**TASK OBJECTIVE**
Each line below must be set down exactly; omit any image you find.

[start DATA FOR THE TASK]

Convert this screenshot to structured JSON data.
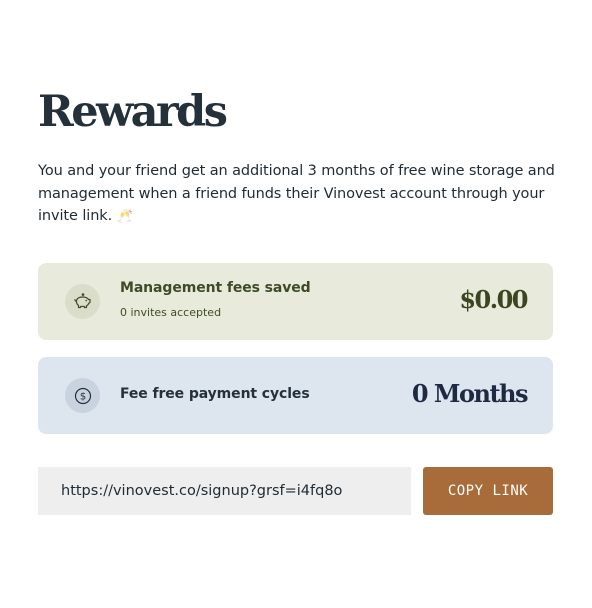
{
  "header": {
    "title": "Rewards"
  },
  "description": {
    "text": "You and your friend get an additional 3 months of free wine storage and management when a friend funds their Vinovest account through your invite link.",
    "emoji": "🥂"
  },
  "cards": {
    "fees": {
      "label": "Management fees saved",
      "subtext": "0 invites accepted",
      "value": "$0.00",
      "icon": "piggy-bank-icon",
      "color": "#e8ebdc"
    },
    "cycles": {
      "label": "Fee free payment cycles",
      "value": "0 Months",
      "icon": "dollar-coin-icon",
      "color": "#dde5ee"
    }
  },
  "invite": {
    "link": "https://vinovest.co/signup?grsf=i4fq8o",
    "copy_label": "COPY LINK",
    "button_color": "#a86c3b"
  }
}
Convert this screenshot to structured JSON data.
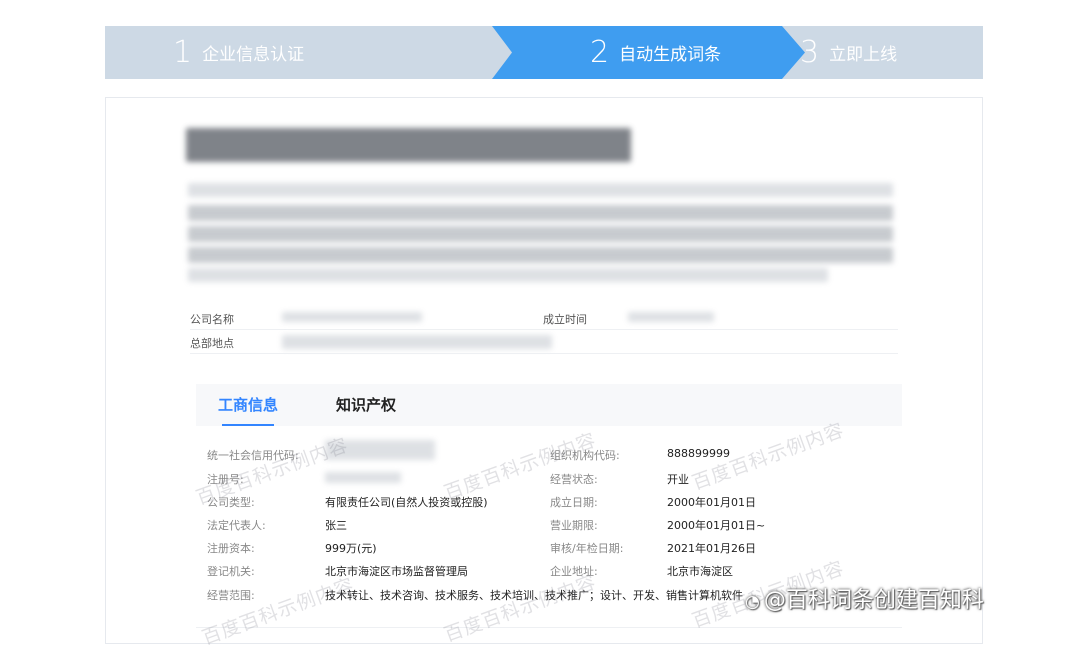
{
  "steps": [
    {
      "num": "1",
      "label": "企业信息认证"
    },
    {
      "num": "2",
      "label": "自动生成词条"
    },
    {
      "num": "3",
      "label": "立即上线"
    }
  ],
  "company_meta": {
    "name_label": "公司名称",
    "founded_label": "成立时间",
    "hq_label": "总部地点"
  },
  "tabs": [
    {
      "label": "工商信息",
      "active": true
    },
    {
      "label": "知识产权",
      "active": false
    }
  ],
  "business_info": {
    "left": [
      {
        "label": "统一社会信用代码:",
        "value": ""
      },
      {
        "label": "注册号:",
        "value": ""
      },
      {
        "label": "公司类型:",
        "value": "有限责任公司(自然人投资或控股)"
      },
      {
        "label": "法定代表人:",
        "value": "张三"
      },
      {
        "label": "注册资本:",
        "value": "999万(元)"
      },
      {
        "label": "登记机关:",
        "value": "北京市海淀区市场监督管理局"
      },
      {
        "label": "经营范围:",
        "value": "技术转让、技术咨询、技术服务、技术培训、技术推广；设计、开发、销售计算机软件"
      }
    ],
    "right": [
      {
        "label": "组织机构代码:",
        "value": "888899999"
      },
      {
        "label": "经营状态:",
        "value": "开业"
      },
      {
        "label": "成立日期:",
        "value": "2000年01月01日"
      },
      {
        "label": "营业期限:",
        "value": "2000年01月01日~"
      },
      {
        "label": "审核/年检日期:",
        "value": "2021年01月26日"
      },
      {
        "label": "企业地址:",
        "value": "北京市海淀区"
      }
    ]
  },
  "watermark_text": "百度百科示例内容",
  "corner_mark": {
    "icon": "weibo-icon",
    "text": "@百科词条创建百知科"
  },
  "colors": {
    "step_bg": "#cdd9e5",
    "step_active": "#3f9df0",
    "tab_active": "#3385ff"
  }
}
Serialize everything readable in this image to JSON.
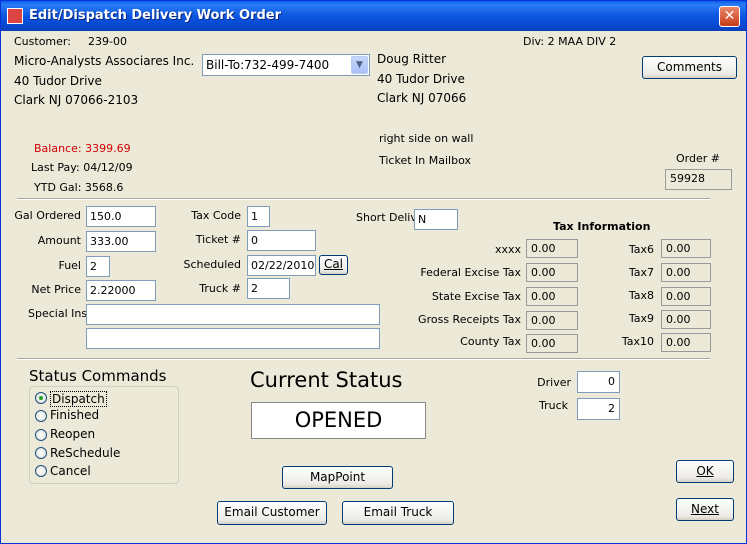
{
  "window": {
    "title": "Edit/Dispatch Delivery Work Order",
    "close_glyph": "✕"
  },
  "customer": {
    "label": "Customer:",
    "id": "239-00",
    "name": "Micro-Analysts Associares Inc.",
    "addr1": "40 Tudor Drive",
    "addr2": "Clark NJ 07066-2103",
    "balance": "Balance: 3399.69",
    "last_pay": "Last Pay: 04/12/09",
    "ytd_gal": "YTD Gal: 3568.6"
  },
  "division": "Div: 2  MAA DIV 2",
  "bill_to": {
    "selected": "Bill-To:732-499-7400"
  },
  "contact": {
    "name": "Doug Ritter",
    "addr1": "40 Tudor Drive",
    "addr2": "Clark NJ  07066",
    "note1": "right side on wall",
    "note2": "Ticket In Mailbox"
  },
  "buttons": {
    "comments": "Comments",
    "cal": "Cal",
    "mappoint": "MapPoint",
    "email_customer": "Email Customer",
    "email_truck": "Email Truck",
    "ok": "OK",
    "next": "Next"
  },
  "order": {
    "label": "Order #",
    "value": "59928"
  },
  "form": {
    "gal_ordered_label": "Gal Ordered",
    "gal_ordered": "150.0",
    "amount_label": "Amount",
    "amount": "333.00",
    "fuel_label": "Fuel",
    "fuel": "2",
    "net_price_label": "Net Price",
    "net_price": "2.22000",
    "special_ins_label": "Special Ins",
    "special_ins_1": "",
    "special_ins_2": "",
    "tax_code_label": "Tax Code",
    "tax_code": "1",
    "ticket_label": "Ticket #",
    "ticket": "0",
    "scheduled_label": "Scheduled",
    "scheduled": "02/22/2010",
    "truck_label": "Truck #",
    "truck": "2",
    "short_deliv_label": "Short Deliv",
    "short_deliv": "N"
  },
  "tax": {
    "heading": "Tax Information",
    "left": [
      {
        "label": "xxxx",
        "value": "0.00"
      },
      {
        "label": "Federal Excise Tax",
        "value": "0.00"
      },
      {
        "label": "State Excise Tax",
        "value": "0.00"
      },
      {
        "label": "Gross Receipts Tax",
        "value": "0.00"
      },
      {
        "label": "County Tax",
        "value": "0.00"
      }
    ],
    "right": [
      {
        "label": "Tax6",
        "value": "0.00"
      },
      {
        "label": "Tax7",
        "value": "0.00"
      },
      {
        "label": "Tax8",
        "value": "0.00"
      },
      {
        "label": "Tax9",
        "value": "0.00"
      },
      {
        "label": "Tax10",
        "value": "0.00"
      }
    ]
  },
  "status_commands": {
    "heading": "Status Commands",
    "options": [
      "Dispatch",
      "Finished",
      "Reopen",
      "ReSchedule",
      "Cancel"
    ],
    "selected": "Dispatch"
  },
  "current_status": {
    "heading": "Current Status",
    "value": "OPENED"
  },
  "assign": {
    "driver_label": "Driver",
    "driver": "0",
    "truck_label": "Truck",
    "truck": "2"
  }
}
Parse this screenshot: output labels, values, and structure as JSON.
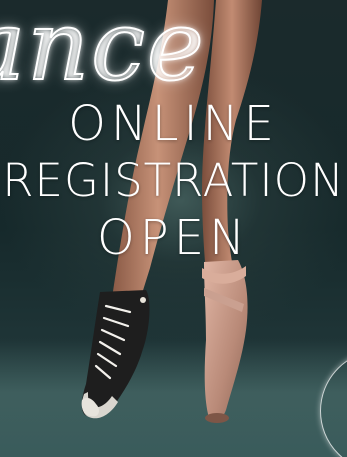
{
  "poster": {
    "script_word": "ance",
    "headline": {
      "line1": "ONLINE",
      "line2": "REGISTRATION",
      "line3": "OPEN"
    }
  },
  "colors": {
    "background": "#1b2a2c",
    "floor": "#5a7c7a",
    "skin": "#b6836c",
    "sneaker": "#1e1e1e",
    "pointe_shoe": "#c79a88",
    "text": "#ffffff"
  }
}
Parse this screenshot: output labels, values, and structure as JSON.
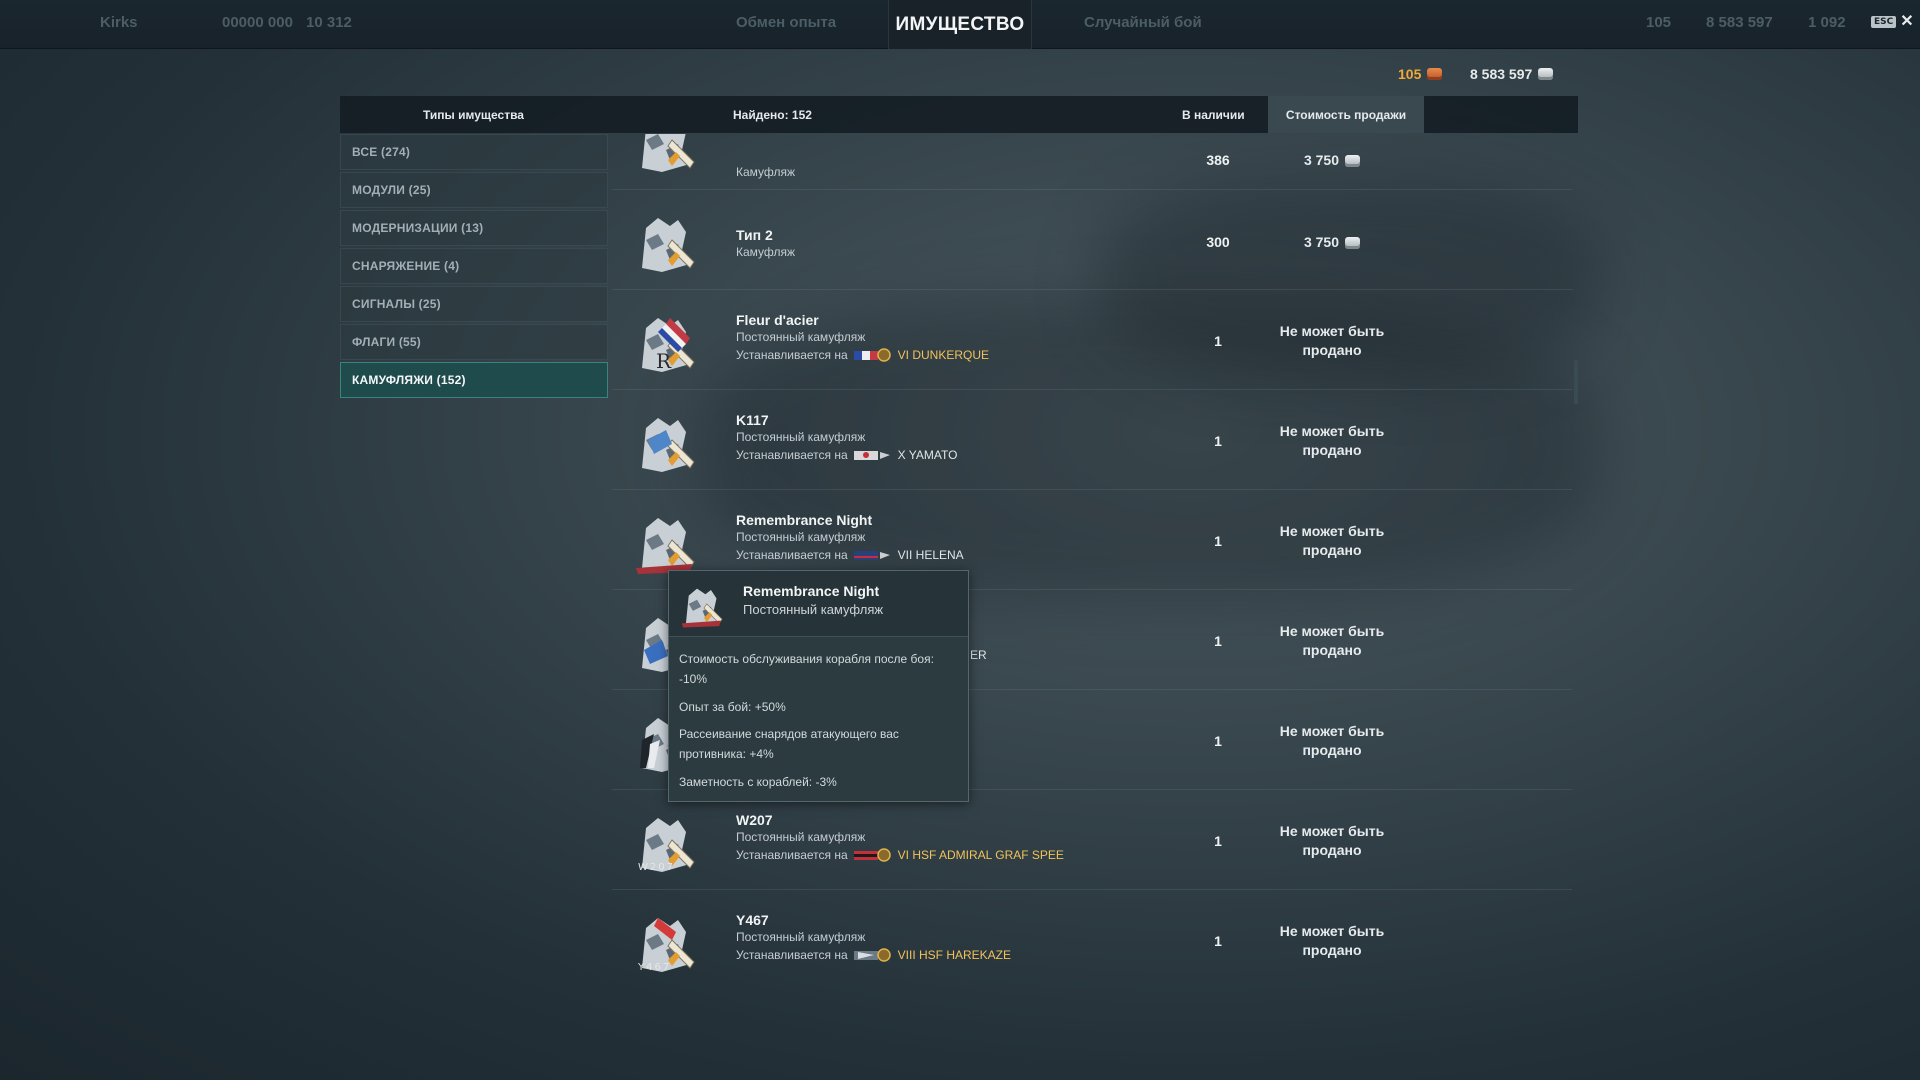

[end DATA FOR THE TASK]

**REPLY**
Convert this screenshot to structured JSON data.
{
  "header": {
    "title": "Rewards"
  },
  "description": {
    "text": "You and your friend get an additional 3 months of free wine storage and management when a friend funds their Vinovest account through your invite link.",
    "emoji": "🥂"
  },
  "cards": {
    "fees": {
      "label": "Management fees saved",
      "subtext": "0 invites accepted",
      "value": "$0.00",
      "icon": "piggy-bank-icon",
      "color": "#e8ebdc"
    },
    "cycles": {
      "label": "Fee free payment cycles",
      "value": "0 Months",
      "icon": "dollar-coin-icon",
      "color": "#dde5ee"
    }
  },
  "invite": {
    "link": "https://vinovest.co/signup?grsf=i4fq8o",
    "copy_label": "COPY LINK",
    "button_color": "#a86c3b"
  }
}
Convert this screenshot to structured JSON data.
{
  "steps": [
    {
      "num": "1",
      "label": "企业信息认证"
    },
    {
      "num": "2",
      "label": "自动生成词条"
    },
    {
      "num": "3",
      "label": "立即上线"
    }
  ],
  "company_meta": {
    "name_label": "公司名称",
    "founded_label": "成立时间",
    "hq_label": "总部地点"
  },
  "tabs": [
    {
      "label": "工商信息",
      "active": true
    },
    {
      "label": "知识产权",
      "active": false
    }
  ],
  "business_info": {
    "left": [
      {
        "label": "统一社会信用代码:",
        "value": ""
      },
      {
        "label": "注册号:",
        "value": ""
      },
      {
        "label": "公司类型:",
        "value": "有限责任公司(自然人投资或控股)"
      },
      {
        "label": "法定代表人:",
        "value": "张三"
      },
      {
        "label": "注册资本:",
        "value": "999万(元)"
      },
      {
        "label": "登记机关:",
        "value": "北京市海淀区市场监督管理局"
      },
      {
        "label": "经营范围:",
        "value": "技术转让、技术咨询、技术服务、技术培训、技术推广；设计、开发、销售计算机软件"
      }
    ],
    "right": [
      {
        "label": "组织机构代码:",
        "value": "888899999"
      },
      {
        "label": "经营状态:",
        "value": "开业"
      },
      {
        "label": "成立日期:",
        "value": "2000年01月01日"
      },
      {
        "label": "营业期限:",
        "value": "2000年01月01日~"
      },
      {
        "label": "审核/年检日期:",
        "value": "2021年01月26日"
      },
      {
        "label": "企业地址:",
        "value": "北京市海淀区"
      }
    ]
  },
  "watermark_text": "百度百科示例内容",
  "corner_mark": {
    "icon": "weibo-icon",
    "text": "@百科词条创建百知科"
  },
  "colors": {
    "step_bg": "#cdd9e5",
    "step_active": "#3f9df0",
    "tab_active": "#3385ff"
  }
}
Serialize everything readable in this image to JSON.
{
  "window": {
    "title": "Edit/Dispatch Delivery Work Order",
    "close_glyph": "✕"
  },
  "customer": {
    "label": "Customer:",
    "id": "239-00",
    "name": "Micro-Analysts Associares Inc.",
    "addr1": "40 Tudor Drive",
    "addr2": "Clark NJ 07066-2103",
    "balance": "Balance: 3399.69",
    "last_pay": "Last Pay: 04/12/09",
    "ytd_gal": "YTD Gal: 3568.6"
  },
  "division": "Div: 2  MAA DIV 2",
  "bill_to": {
    "selected": "Bill-To:732-499-7400"
  },
  "contact": {
    "name": "Doug Ritter",
    "addr1": "40 Tudor Drive",
    "addr2": "Clark NJ  07066",
    "note1": "right side on wall",
    "note2": "Ticket In Mailbox"
  },
  "buttons": {
    "comments": "Comments",
    "cal": "Cal",
    "mappoint": "MapPoint",
    "email_customer": "Email Customer",
    "email_truck": "Email Truck",
    "ok": "OK",
    "next": "Next"
  },
  "order": {
    "label": "Order #",
    "value": "59928"
  },
  "form": {
    "gal_ordered_label": "Gal Ordered",
    "gal_ordered": "150.0",
    "amount_label": "Amount",
    "amount": "333.00",
    "fuel_label": "Fuel",
    "fuel": "2",
    "net_price_label": "Net Price",
    "net_price": "2.22000",
    "special_ins_label": "Special Ins",
    "special_ins_1": "",
    "special_ins_2": "",
    "tax_code_label": "Tax Code",
    "tax_code": "1",
    "ticket_label": "Ticket #",
    "ticket": "0",
    "scheduled_label": "Scheduled",
    "scheduled": "02/22/2010",
    "truck_label": "Truck #",
    "truck": "2",
    "short_deliv_label": "Short Deliv",
    "short_deliv": "N"
  },
  "tax": {
    "heading": "Tax Information",
    "left": [
      {
        "label": "xxxx",
        "value": "0.00"
      },
      {
        "label": "Federal Excise Tax",
        "value": "0.00"
      },
      {
        "label": "State Excise Tax",
        "value": "0.00"
      },
      {
        "label": "Gross Receipts Tax",
        "value": "0.00"
      },
      {
        "label": "County Tax",
        "value": "0.00"
      }
    ],
    "right": [
      {
        "label": "Tax6",
        "value": "0.00"
      },
      {
        "label": "Tax7",
        "value": "0.00"
      },
      {
        "label": "Tax8",
        "value": "0.00"
      },
      {
        "label": "Tax9",
        "value": "0.00"
      },
      {
        "label": "Tax10",
        "value": "0.00"
      }
    ]
  },
  "status_commands": {
    "heading": "Status Commands",
    "options": [
      "Dispatch",
      "Finished",
      "Reopen",
      "ReSchedule",
      "Cancel"
    ],
    "selected": "Dispatch"
  },
  "current_status": {
    "heading": "Current Status",
    "value": "OPENED"
  },
  "assign": {
    "driver_label": "Driver",
    "driver": "0",
    "truck_label": "Truck",
    "truck": "2"
  }
}
Parse this screenshot: output labels, values, and structure as JSON.
{
  "poster": {
    "script_word": "ance",
    "headline": {
      "line1": "ONLINE",
      "line2": "REGISTRATION",
      "line3": "OPEN"
    }
  },
  "colors": {
    "background": "#1b2a2c",
    "floor": "#5a7c7a",
    "skin": "#b6836c",
    "sneaker": "#1e1e1e",
    "pointe_shoe": "#c79a88",
    "text": "#ffffff"
  }
}
Parse this screenshot: output labels, values, and structure as JSON.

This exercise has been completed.